#### Provided records

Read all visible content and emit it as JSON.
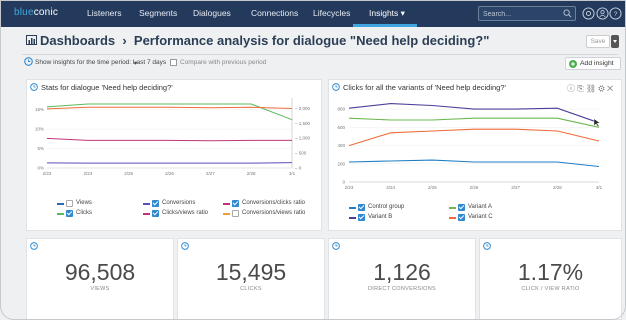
{
  "brand": {
    "part1": "blue",
    "part2": "conic"
  },
  "nav": {
    "items": [
      "Listeners",
      "Segments",
      "Dialogues",
      "Connections",
      "Lifecycles",
      "Insights ▾"
    ],
    "active_index": 5
  },
  "search": {
    "placeholder": "Search..."
  },
  "header_icons": [
    "settings-icon",
    "people-icon",
    "help-icon",
    "logout-icon"
  ],
  "page": {
    "title": "Dashboards  ›  Performance analysis for dialogue \"Need help deciding?\"",
    "save_label": "Save",
    "period_text": "Show insights for the time period:  Last 7 days",
    "period_caret": "▾",
    "compare_label": "Compare with previous period",
    "add_insight_label": "Add insight"
  },
  "colors": {
    "topbar": "#243a5c",
    "accent": "#3fa5e0",
    "page_bg": "#eef0f2",
    "add_green": "#4caf50"
  },
  "charts": {
    "stats": {
      "title": "Stats for dialogue 'Need help deciding?'",
      "legend": [
        {
          "label": "Views",
          "color": "#2a6ab8",
          "checked": false
        },
        {
          "label": "Conversions",
          "color": "#5b4fb8",
          "checked": true
        },
        {
          "label": "Conversions/clicks ratio",
          "color": "#c0357a",
          "checked": true
        },
        {
          "label": "Clicks",
          "color": "#5cb85c",
          "checked": true
        },
        {
          "label": "Clicks/views ratio",
          "color": "#c0357a",
          "checked": true
        },
        {
          "label": "Conversions/views ratio",
          "color": "#f0a030",
          "checked": false
        }
      ]
    },
    "variants": {
      "title": "Clicks for all the variants of 'Need help deciding?'",
      "legend": [
        {
          "label": "Control group",
          "color": "#1f7fc4",
          "checked": true
        },
        {
          "label": "Variant A",
          "color": "#6cb84f",
          "checked": true
        },
        {
          "label": "Variant B",
          "color": "#4b3f9a",
          "checked": true
        },
        {
          "label": "Variant C",
          "color": "#ef6c3a",
          "checked": true
        }
      ]
    }
  },
  "chart_data": [
    {
      "type": "line",
      "title": "Stats for dialogue 'Need help deciding?'",
      "x": [
        "2/23",
        "2/24",
        "2/25",
        "2/26",
        "2/27",
        "2/28",
        "3/1"
      ],
      "y_left_ticks": [
        "0%",
        "5%",
        "10%",
        "15%"
      ],
      "y_right_ticks": [
        "0",
        "500",
        "1,000",
        "1,500",
        "2,000"
      ],
      "ylim_left": [
        0,
        18
      ],
      "ylim_right": [
        0,
        2350
      ],
      "series": [
        {
          "name": "Clicks",
          "axis": "right",
          "color": "#5cb85c",
          "values": [
            2050,
            2150,
            2150,
            2150,
            2150,
            2150,
            1620
          ]
        },
        {
          "name": "Clicks/views ratio",
          "axis": "left",
          "color": "#ef6c3a",
          "values": [
            15.2,
            15.6,
            15.6,
            15.6,
            15.5,
            15.6,
            15.3
          ]
        },
        {
          "name": "Conversions/clicks ratio",
          "axis": "left",
          "color": "#c0357a",
          "values": [
            7.6,
            7.1,
            7.1,
            7.1,
            7.0,
            7.1,
            7.1
          ]
        },
        {
          "name": "Conversions",
          "axis": "right",
          "color": "#5b4fb8",
          "values": [
            170,
            165,
            165,
            165,
            165,
            165,
            180
          ]
        }
      ]
    },
    {
      "type": "line",
      "title": "Clicks for all the variants of 'Need help deciding?'",
      "x": [
        "2/23",
        "2/24",
        "2/25",
        "2/26",
        "2/27",
        "2/28",
        "3/1"
      ],
      "y_ticks": [
        "0",
        "200",
        "400",
        "600",
        "800"
      ],
      "ylim": [
        0,
        900
      ],
      "series": [
        {
          "name": "Variant B",
          "color": "#4b3f9a",
          "values": [
            810,
            860,
            840,
            800,
            800,
            810,
            650
          ]
        },
        {
          "name": "Variant A",
          "color": "#6cb84f",
          "values": [
            700,
            680,
            680,
            700,
            700,
            700,
            600
          ]
        },
        {
          "name": "Variant C",
          "color": "#ef6c3a",
          "values": [
            400,
            540,
            560,
            580,
            580,
            560,
            450
          ]
        },
        {
          "name": "Control group",
          "color": "#1f7fc4",
          "values": [
            220,
            230,
            240,
            220,
            220,
            220,
            170
          ]
        }
      ]
    }
  ],
  "kpis": [
    {
      "value": "96,508",
      "label": "VIEWS"
    },
    {
      "value": "15,495",
      "label": "CLICKS"
    },
    {
      "value": "1,126",
      "label": "DIRECT CONVERSIONS"
    },
    {
      "value": "1.17%",
      "label": "CLICK / VIEW RATIO"
    }
  ]
}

########

* [Goal]:
In your copy of the records, include no pictures; repeat everything else exactly.

* [Exercise result]:
Read all visible content and emit it as JSON.
{
  "brand": {
    "part1": "blue",
    "part2": "conic"
  },
  "nav": {
    "items": [
      "Listeners",
      "Segments",
      "Dialogues",
      "Connections",
      "Lifecycles",
      "Insights ▾"
    ],
    "active_index": 5
  },
  "search": {
    "placeholder": "Search..."
  },
  "header_icons": [
    "settings-icon",
    "people-icon",
    "help-icon",
    "logout-icon"
  ],
  "page": {
    "title": "Dashboards  ›  Performance analysis for dialogue \"Need help deciding?\"",
    "save_label": "Save",
    "period_text": "Show insights for the time period:  Last 7 days",
    "period_caret": "▾",
    "compare_label": "Compare with previous period",
    "add_insight_label": "Add insight"
  },
  "colors": {
    "topbar": "#243a5c",
    "accent": "#3fa5e0",
    "page_bg": "#eef0f2",
    "add_green": "#4caf50"
  },
  "charts": {
    "stats": {
      "title": "Stats for dialogue 'Need help deciding?'",
      "legend": [
        {
          "label": "Views",
          "color": "#2a6ab8",
          "checked": false
        },
        {
          "label": "Conversions",
          "color": "#5b4fb8",
          "checked": true
        },
        {
          "label": "Conversions/clicks ratio",
          "color": "#c0357a",
          "checked": true
        },
        {
          "label": "Clicks",
          "color": "#5cb85c",
          "checked": true
        },
        {
          "label": "Clicks/views ratio",
          "color": "#c0357a",
          "checked": true
        },
        {
          "label": "Conversions/views ratio",
          "color": "#f0a030",
          "checked": false
        }
      ]
    },
    "variants": {
      "title": "Clicks for all the variants of 'Need help deciding?'",
      "legend": [
        {
          "label": "Control group",
          "color": "#1f7fc4",
          "checked": true
        },
        {
          "label": "Variant A",
          "color": "#6cb84f",
          "checked": true
        },
        {
          "label": "Variant B",
          "color": "#4b3f9a",
          "checked": true
        },
        {
          "label": "Variant C",
          "color": "#ef6c3a",
          "checked": true
        }
      ]
    }
  },
  "chart_data": [
    {
      "type": "line",
      "title": "Stats for dialogue 'Need help deciding?'",
      "x": [
        "2/23",
        "2/24",
        "2/25",
        "2/26",
        "2/27",
        "2/28",
        "3/1"
      ],
      "y_left_ticks": [
        "0%",
        "5%",
        "10%",
        "15%"
      ],
      "y_right_ticks": [
        "0",
        "500",
        "1,000",
        "1,500",
        "2,000"
      ],
      "ylim_left": [
        0,
        18
      ],
      "ylim_right": [
        0,
        2350
      ],
      "series": [
        {
          "name": "Clicks",
          "axis": "right",
          "color": "#5cb85c",
          "values": [
            2050,
            2150,
            2150,
            2150,
            2150,
            2150,
            1620
          ]
        },
        {
          "name": "Clicks/views ratio",
          "axis": "left",
          "color": "#ef6c3a",
          "values": [
            15.2,
            15.6,
            15.6,
            15.6,
            15.5,
            15.6,
            15.3
          ]
        },
        {
          "name": "Conversions/clicks ratio",
          "axis": "left",
          "color": "#c0357a",
          "values": [
            7.6,
            7.1,
            7.1,
            7.1,
            7.0,
            7.1,
            7.1
          ]
        },
        {
          "name": "Conversions",
          "axis": "right",
          "color": "#5b4fb8",
          "values": [
            170,
            165,
            165,
            165,
            165,
            165,
            180
          ]
        }
      ]
    },
    {
      "type": "line",
      "title": "Clicks for all the variants of 'Need help deciding?'",
      "x": [
        "2/23",
        "2/24",
        "2/25",
        "2/26",
        "2/27",
        "2/28",
        "3/1"
      ],
      "y_ticks": [
        "0",
        "200",
        "400",
        "600",
        "800"
      ],
      "ylim": [
        0,
        900
      ],
      "series": [
        {
          "name": "Variant B",
          "color": "#4b3f9a",
          "values": [
            810,
            860,
            840,
            800,
            800,
            810,
            650
          ]
        },
        {
          "name": "Variant A",
          "color": "#6cb84f",
          "values": [
            700,
            680,
            680,
            700,
            700,
            700,
            600
          ]
        },
        {
          "name": "Variant C",
          "color": "#ef6c3a",
          "values": [
            400,
            540,
            560,
            580,
            580,
            560,
            450
          ]
        },
        {
          "name": "Control group",
          "color": "#1f7fc4",
          "values": [
            220,
            230,
            240,
            220,
            220,
            220,
            170
          ]
        }
      ]
    }
  ],
  "kpis": [
    {
      "value": "96,508",
      "label": "VIEWS"
    },
    {
      "value": "15,495",
      "label": "CLICKS"
    },
    {
      "value": "1,126",
      "label": "DIRECT CONVERSIONS"
    },
    {
      "value": "1.17%",
      "label": "CLICK / VIEW RATIO"
    }
  ]
}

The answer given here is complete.